[Collection entries]
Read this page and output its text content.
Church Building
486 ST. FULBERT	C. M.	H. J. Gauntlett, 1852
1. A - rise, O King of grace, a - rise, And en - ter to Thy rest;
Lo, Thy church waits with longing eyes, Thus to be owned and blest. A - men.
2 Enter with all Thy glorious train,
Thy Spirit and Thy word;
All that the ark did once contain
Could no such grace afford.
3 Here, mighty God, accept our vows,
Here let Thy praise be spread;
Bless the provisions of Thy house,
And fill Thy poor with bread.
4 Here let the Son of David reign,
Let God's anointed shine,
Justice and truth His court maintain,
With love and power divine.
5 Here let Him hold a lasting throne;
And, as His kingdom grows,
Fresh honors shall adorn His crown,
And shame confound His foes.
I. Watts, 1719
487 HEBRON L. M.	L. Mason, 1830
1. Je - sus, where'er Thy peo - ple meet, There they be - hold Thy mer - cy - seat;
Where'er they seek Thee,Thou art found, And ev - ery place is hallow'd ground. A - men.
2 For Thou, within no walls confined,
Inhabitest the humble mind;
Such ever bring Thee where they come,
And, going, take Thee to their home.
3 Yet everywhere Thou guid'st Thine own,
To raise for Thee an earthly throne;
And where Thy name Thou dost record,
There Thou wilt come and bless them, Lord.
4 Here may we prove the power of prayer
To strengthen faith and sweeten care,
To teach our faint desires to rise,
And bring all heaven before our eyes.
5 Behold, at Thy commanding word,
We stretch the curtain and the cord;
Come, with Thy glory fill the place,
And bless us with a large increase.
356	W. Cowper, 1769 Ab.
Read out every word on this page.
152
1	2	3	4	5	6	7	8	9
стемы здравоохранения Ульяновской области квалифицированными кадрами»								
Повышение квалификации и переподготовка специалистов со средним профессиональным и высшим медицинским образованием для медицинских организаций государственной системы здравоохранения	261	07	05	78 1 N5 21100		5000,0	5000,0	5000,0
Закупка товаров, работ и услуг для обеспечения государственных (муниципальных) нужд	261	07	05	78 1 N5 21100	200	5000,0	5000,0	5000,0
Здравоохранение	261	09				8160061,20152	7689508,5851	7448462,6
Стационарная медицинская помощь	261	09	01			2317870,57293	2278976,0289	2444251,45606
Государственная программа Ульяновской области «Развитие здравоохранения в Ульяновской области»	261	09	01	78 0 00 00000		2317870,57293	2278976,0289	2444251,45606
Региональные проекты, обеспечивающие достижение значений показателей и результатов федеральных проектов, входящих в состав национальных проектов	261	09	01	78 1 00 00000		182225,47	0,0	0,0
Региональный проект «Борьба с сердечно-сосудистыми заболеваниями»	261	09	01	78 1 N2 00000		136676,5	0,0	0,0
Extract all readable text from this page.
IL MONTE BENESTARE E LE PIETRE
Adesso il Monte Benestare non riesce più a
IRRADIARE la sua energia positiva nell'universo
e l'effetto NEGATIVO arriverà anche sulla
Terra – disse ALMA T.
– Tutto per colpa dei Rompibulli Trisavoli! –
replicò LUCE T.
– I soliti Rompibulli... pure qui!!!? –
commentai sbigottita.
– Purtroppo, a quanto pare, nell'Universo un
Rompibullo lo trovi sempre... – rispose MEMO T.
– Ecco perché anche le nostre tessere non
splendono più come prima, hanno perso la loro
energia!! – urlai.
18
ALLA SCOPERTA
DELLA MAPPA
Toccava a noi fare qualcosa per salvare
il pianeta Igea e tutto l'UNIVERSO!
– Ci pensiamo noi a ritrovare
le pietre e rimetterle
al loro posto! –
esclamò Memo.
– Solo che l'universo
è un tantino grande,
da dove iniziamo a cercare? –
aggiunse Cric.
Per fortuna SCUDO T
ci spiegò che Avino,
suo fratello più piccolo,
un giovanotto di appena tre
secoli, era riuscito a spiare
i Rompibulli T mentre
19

▸ What you have to do
In the entries above, identify every line with the string "this".

▸ Correct result
Read this page and output its text content.
Read out every word on this page.
Extract all readable text from this page.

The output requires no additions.